• **EXERCISE TASK**: Every entry must be copied word for word.

-- start of RECORDS SUPPLIED --

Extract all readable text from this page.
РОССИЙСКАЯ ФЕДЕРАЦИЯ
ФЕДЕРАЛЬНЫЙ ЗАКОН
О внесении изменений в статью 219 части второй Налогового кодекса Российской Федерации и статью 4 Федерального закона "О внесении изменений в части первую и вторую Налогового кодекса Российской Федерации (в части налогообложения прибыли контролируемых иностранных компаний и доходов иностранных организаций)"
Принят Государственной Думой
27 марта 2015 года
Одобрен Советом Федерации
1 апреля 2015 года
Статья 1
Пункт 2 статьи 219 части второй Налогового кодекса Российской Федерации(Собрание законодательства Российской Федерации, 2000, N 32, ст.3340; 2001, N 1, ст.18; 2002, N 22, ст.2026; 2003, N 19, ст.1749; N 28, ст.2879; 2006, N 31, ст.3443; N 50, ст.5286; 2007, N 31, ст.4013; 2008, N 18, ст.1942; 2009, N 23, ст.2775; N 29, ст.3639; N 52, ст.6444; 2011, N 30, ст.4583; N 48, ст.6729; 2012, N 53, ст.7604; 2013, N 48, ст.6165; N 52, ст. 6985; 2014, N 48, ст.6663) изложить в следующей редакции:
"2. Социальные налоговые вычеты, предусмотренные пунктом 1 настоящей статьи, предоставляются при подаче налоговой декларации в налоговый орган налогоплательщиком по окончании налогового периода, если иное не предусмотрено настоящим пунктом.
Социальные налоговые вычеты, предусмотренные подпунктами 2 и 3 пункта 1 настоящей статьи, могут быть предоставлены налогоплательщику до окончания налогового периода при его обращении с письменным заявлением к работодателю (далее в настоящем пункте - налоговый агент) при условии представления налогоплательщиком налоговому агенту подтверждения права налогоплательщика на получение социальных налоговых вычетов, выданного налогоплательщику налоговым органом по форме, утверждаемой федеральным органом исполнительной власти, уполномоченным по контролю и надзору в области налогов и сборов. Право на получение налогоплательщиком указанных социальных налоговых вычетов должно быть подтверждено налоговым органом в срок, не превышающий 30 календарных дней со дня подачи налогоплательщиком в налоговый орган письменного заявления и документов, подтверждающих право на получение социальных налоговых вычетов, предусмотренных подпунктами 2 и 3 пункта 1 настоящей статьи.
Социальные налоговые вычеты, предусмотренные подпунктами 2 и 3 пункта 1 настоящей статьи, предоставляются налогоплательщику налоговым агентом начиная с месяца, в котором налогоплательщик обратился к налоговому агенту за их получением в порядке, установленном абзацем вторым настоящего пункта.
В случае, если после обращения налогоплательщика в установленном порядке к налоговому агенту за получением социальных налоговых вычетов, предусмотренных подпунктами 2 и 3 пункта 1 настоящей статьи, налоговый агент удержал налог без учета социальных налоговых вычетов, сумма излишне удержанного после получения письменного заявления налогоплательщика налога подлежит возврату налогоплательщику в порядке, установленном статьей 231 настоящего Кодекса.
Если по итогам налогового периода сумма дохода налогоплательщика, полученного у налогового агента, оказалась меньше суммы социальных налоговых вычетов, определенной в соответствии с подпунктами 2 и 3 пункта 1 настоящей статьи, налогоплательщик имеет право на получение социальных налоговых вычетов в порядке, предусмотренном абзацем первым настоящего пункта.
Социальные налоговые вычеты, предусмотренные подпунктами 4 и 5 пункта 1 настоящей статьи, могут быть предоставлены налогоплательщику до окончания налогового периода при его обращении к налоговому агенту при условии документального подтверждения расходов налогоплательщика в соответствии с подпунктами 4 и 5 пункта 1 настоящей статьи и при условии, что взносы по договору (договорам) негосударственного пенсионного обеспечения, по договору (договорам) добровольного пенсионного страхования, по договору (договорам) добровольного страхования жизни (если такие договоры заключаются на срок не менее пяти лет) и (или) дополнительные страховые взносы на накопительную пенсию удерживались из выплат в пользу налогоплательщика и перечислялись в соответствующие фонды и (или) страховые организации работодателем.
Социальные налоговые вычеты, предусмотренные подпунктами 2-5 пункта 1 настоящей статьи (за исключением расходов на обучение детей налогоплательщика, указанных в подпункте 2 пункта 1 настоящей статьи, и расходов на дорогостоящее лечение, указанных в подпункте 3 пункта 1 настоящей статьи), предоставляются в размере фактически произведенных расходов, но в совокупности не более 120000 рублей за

-- end of RECORDS SUPPLIED --

• **SOLUTION FOR THIS TASK**:
Extract all readable text from this page.
РОССИЙСКАЯ ФЕДЕРАЦИЯ
ФЕДЕРАЛЬНЫЙ ЗАКОН
О внесении изменений в статью 219 части второй Налогового кодекса Российской Федерации и статью 4 Федерального закона "О внесении изменений в части первую и вторую Налогового кодекса Российской Федерации (в части налогообложения прибыли контролируемых иностранных компаний и доходов иностранных организаций)"
Принят Государственной Думой
27 марта 2015 года
Одобрен Советом Федерации
1 апреля 2015 года
Статья 1
Пункт 2 статьи 219 части второй Налогового кодекса Российской Федерации(Собрание законодательства Российской Федерации, 2000, N 32, ст.3340; 2001, N 1, ст.18; 2002, N 22, ст.2026; 2003, N 19, ст.1749; N 28, ст.2879; 2006, N 31, ст.3443; N 50, ст.5286; 2007, N 31, ст.4013; 2008, N 18, ст.1942; 2009, N 23, ст.2775; N 29, ст.3639; N 52, ст.6444; 2011, N 30, ст.4583; N 48, ст.6729; 2012, N 53, ст.7604; 2013, N 48, ст.6165; N 52, ст. 6985; 2014, N 48, ст.6663) изложить в следующей редакции:
"2. Социальные налоговые вычеты, предусмотренные пунктом 1 настоящей статьи, предоставляются при подаче налоговой декларации в налоговый орган налогоплательщиком по окончании налогового периода, если иное не предусмотрено настоящим пунктом.
Социальные налоговые вычеты, предусмотренные подпунктами 2 и 3 пункта 1 настоящей статьи, могут быть предоставлены налогоплательщику до окончания налогового периода при его обращении с письменным заявлением к работодателю (далее в настоящем пункте - налоговый агент) при условии представления налогоплательщиком налоговому агенту подтверждения права налогоплательщика на получение социальных налоговых вычетов, выданного налогоплательщику налоговым органом по форме, утверждаемой федеральным органом исполнительной власти, уполномоченным по контролю и надзору в области налогов и сборов. Право на получение налогоплательщиком указанных социальных налоговых вычетов должно быть подтверждено налоговым органом в срок, не превышающий 30 календарных дней со дня подачи налогоплательщиком в налоговый орган письменного заявления и документов, подтверждающих право на получение социальных налоговых вычетов, предусмотренных подпунктами 2 и 3 пункта 1 настоящей статьи.
Социальные налоговые вычеты, предусмотренные подпунктами 2 и 3 пункта 1 настоящей статьи, предоставляются налогоплательщику налоговым агентом начиная с месяца, в котором налогоплательщик обратился к налоговому агенту за их получением в порядке, установленном абзацем вторым настоящего пункта.
В случае, если после обращения налогоплательщика в установленном порядке к налоговому агенту за получением социальных налоговых вычетов, предусмотренных подпунктами 2 и 3 пункта 1 настоящей статьи, налоговый агент удержал налог без учета социальных налоговых вычетов, сумма излишне удержанного после получения письменного заявления налогоплательщика налога подлежит возврату налогоплательщику в порядке, установленном статьей 231 настоящего Кодекса.
Если по итогам налогового периода сумма дохода налогоплательщика, полученного у налогового агента, оказалась меньше суммы социальных налоговых вычетов, определенной в соответствии с подпунктами 2 и 3 пункта 1 настоящей статьи, налогоплательщик имеет право на получение социальных налоговых вычетов в порядке, предусмотренном абзацем первым настоящего пункта.
Социальные налоговые вычеты, предусмотренные подпунктами 4 и 5 пункта 1 настоящей статьи, могут быть предоставлены налогоплательщику до окончания налогового периода при его обращении к налоговому агенту при условии документального подтверждения расходов налогоплательщика в соответствии с подпунктами 4 и 5 пункта 1 настоящей статьи и при условии, что взносы по договору (договорам) негосударственного пенсионного обеспечения, по договору (договорам) добровольного пенсионного страхования, по договору (договорам) добровольного страхования жизни (если такие договоры заключаются на срок не менее пяти лет) и (или) дополнительные страховые взносы на накопительную пенсию удерживались из выплат в пользу налогоплательщика и перечислялись в соответствующие фонды и (или) страховые организации работодателем.
Социальные налоговые вычеты, предусмотренные подпунктами 2-5 пункта 1 настоящей статьи (за исключением расходов на обучение детей налогоплательщика, указанных в подпункте 2 пункта 1 настоящей статьи, и расходов на дорогостоящее лечение, указанных в подпункте 3 пункта 1 настоящей статьи), предоставляются в размере фактически произведенных расходов, но в совокупности не более 120000 рублей за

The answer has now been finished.